● **Records to use**
○ ○ ○

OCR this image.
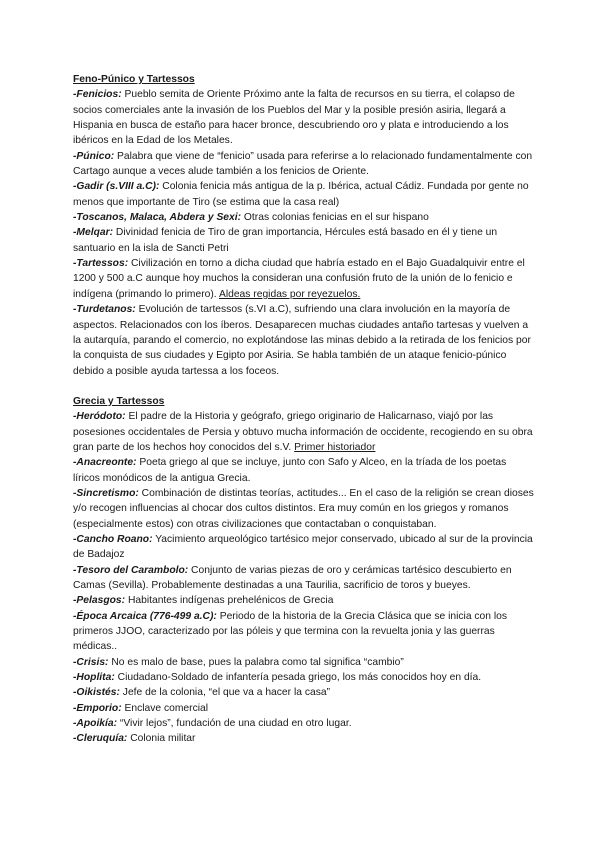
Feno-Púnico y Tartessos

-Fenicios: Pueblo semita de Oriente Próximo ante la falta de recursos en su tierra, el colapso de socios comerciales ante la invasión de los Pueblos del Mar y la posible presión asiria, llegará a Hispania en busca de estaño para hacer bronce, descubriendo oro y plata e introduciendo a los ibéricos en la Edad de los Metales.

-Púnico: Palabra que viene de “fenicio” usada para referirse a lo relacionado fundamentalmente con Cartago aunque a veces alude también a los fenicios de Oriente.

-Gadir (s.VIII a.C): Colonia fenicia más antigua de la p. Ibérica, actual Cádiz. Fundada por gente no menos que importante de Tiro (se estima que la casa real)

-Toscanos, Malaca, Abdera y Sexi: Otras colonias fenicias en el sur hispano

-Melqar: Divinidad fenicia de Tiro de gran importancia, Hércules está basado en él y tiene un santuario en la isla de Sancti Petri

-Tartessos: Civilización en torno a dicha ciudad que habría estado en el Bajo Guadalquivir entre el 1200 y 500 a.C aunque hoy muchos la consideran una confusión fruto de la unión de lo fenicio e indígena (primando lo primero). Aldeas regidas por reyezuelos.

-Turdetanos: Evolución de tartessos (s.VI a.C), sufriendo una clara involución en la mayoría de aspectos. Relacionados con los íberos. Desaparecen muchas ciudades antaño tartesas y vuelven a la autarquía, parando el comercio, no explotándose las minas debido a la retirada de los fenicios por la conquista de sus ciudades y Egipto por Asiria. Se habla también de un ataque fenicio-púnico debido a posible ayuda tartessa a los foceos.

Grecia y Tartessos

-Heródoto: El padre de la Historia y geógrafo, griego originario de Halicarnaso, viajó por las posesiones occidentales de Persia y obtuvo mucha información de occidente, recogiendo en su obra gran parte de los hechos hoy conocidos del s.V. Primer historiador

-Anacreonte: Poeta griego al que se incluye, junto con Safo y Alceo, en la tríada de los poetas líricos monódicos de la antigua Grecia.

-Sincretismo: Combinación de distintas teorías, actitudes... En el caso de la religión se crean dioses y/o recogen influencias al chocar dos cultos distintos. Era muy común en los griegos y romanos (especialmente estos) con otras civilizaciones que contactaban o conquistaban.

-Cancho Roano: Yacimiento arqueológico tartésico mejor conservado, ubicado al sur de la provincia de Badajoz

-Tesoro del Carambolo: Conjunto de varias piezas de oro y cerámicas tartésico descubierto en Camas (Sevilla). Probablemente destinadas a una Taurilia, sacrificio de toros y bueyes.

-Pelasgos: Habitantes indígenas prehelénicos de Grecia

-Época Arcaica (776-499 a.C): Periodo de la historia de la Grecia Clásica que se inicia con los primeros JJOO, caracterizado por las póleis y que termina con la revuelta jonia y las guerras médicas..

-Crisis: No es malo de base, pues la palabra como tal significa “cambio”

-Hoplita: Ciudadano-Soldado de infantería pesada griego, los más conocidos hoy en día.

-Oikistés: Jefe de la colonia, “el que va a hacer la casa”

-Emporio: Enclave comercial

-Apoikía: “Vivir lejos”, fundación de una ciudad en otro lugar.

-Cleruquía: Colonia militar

○ ○ ○

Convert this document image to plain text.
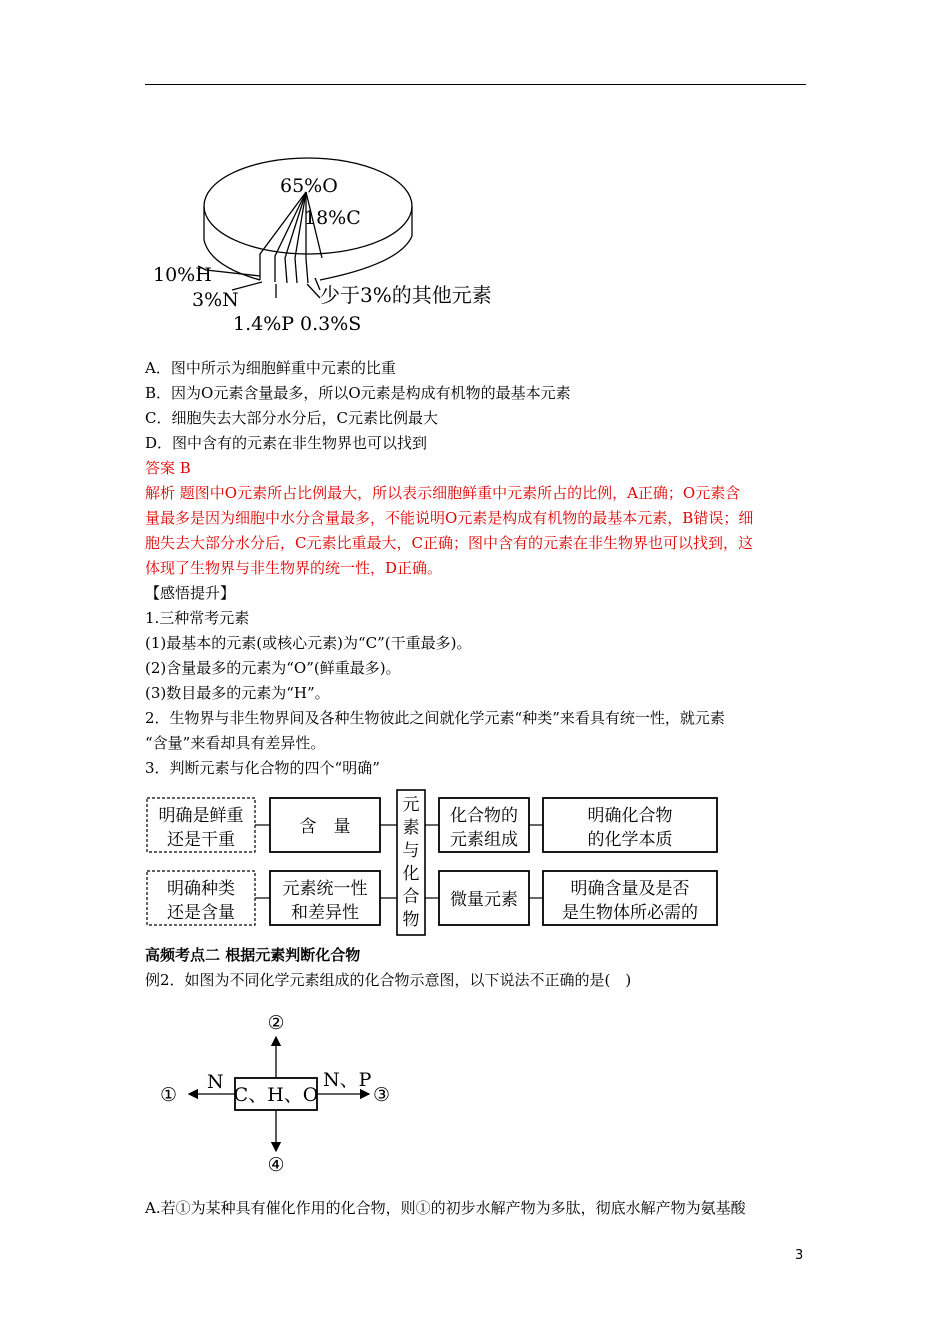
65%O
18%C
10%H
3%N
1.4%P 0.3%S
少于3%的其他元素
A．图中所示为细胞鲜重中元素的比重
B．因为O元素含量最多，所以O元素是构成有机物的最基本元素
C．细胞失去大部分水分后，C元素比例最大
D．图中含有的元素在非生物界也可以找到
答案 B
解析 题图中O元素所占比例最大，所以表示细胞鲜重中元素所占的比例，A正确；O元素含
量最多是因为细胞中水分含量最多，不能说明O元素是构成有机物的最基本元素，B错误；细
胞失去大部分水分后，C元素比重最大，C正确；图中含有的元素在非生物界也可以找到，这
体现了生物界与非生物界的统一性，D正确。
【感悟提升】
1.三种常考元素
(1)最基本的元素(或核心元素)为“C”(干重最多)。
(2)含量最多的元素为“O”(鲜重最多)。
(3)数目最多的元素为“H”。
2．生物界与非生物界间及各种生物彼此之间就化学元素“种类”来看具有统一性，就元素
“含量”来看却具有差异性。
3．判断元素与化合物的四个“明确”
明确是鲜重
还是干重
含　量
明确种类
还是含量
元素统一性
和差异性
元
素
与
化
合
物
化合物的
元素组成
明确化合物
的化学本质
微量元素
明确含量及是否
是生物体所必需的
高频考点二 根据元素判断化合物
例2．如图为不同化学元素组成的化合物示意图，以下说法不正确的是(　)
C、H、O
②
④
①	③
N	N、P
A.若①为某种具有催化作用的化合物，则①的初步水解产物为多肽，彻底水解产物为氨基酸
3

○ ○ ○

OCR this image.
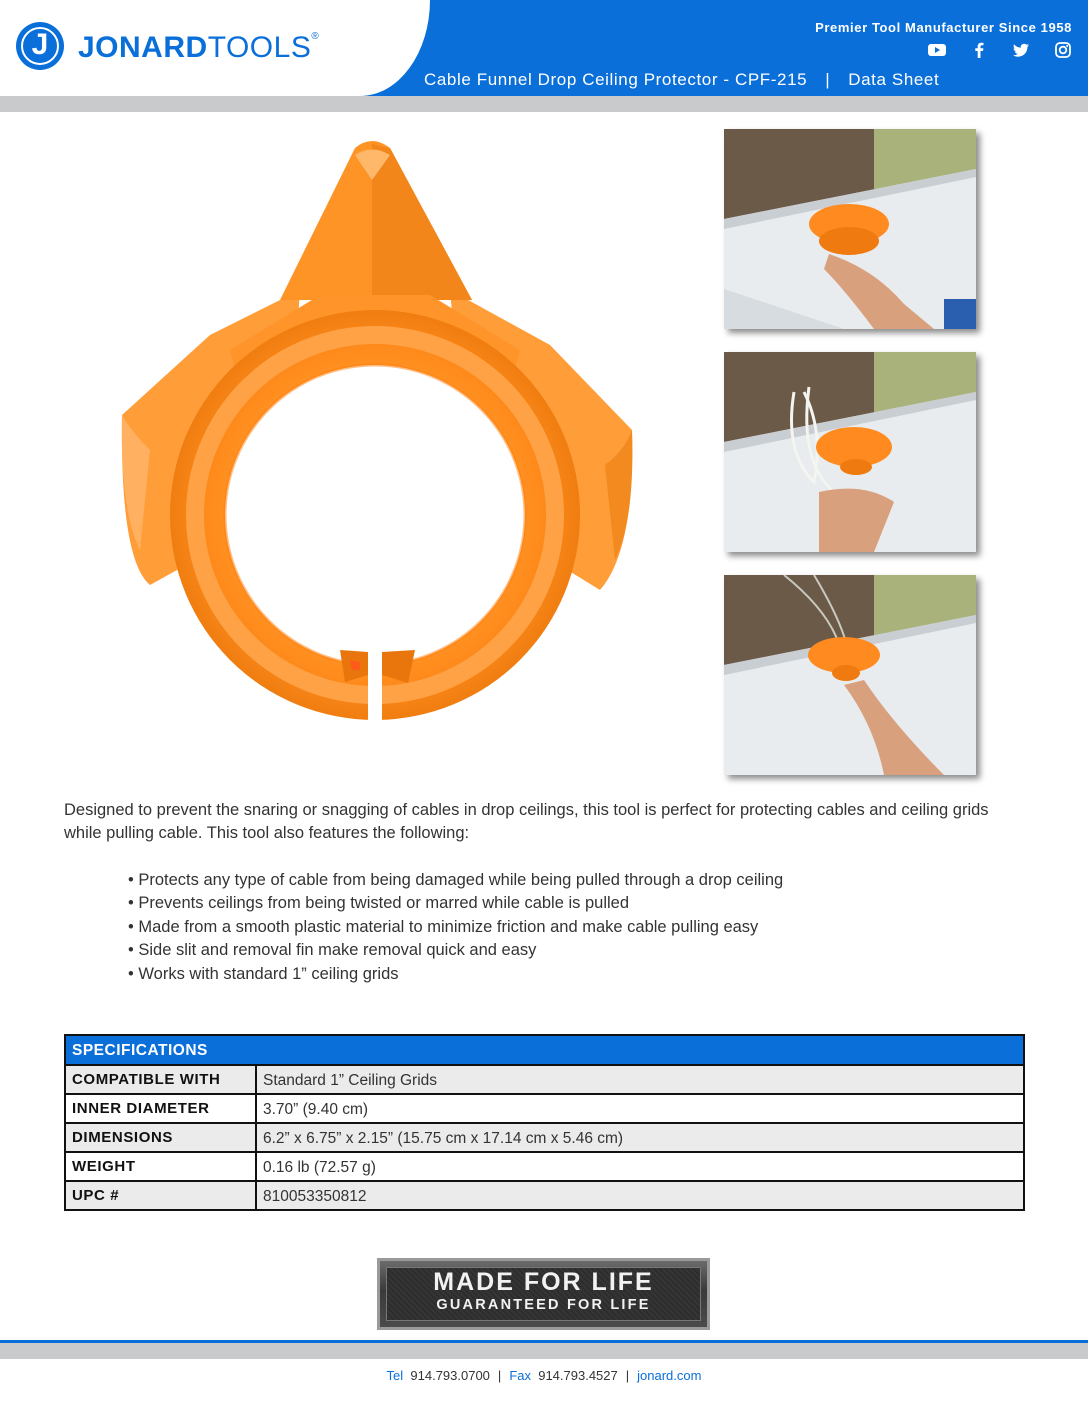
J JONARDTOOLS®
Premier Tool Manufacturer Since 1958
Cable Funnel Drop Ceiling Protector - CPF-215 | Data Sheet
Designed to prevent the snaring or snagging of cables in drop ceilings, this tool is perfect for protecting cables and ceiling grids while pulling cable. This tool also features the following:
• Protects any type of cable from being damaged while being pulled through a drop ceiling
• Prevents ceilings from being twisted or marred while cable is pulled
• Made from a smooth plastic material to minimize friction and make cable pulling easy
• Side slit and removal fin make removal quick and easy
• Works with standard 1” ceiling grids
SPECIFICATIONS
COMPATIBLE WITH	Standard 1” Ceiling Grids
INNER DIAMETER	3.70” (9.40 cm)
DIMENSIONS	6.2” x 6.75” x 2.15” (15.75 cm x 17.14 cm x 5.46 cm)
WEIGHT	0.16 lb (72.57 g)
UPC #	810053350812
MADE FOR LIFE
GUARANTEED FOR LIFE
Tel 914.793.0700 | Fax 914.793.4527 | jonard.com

○ ○ ○

● **What the exercise asks**
Find the lines that include the string "easy", then copy each of them.

● **Expected answer**
• Made from a smooth plastic material to minimize friction and make cable pulling easy
• Side slit and removal fin make removal quick and easy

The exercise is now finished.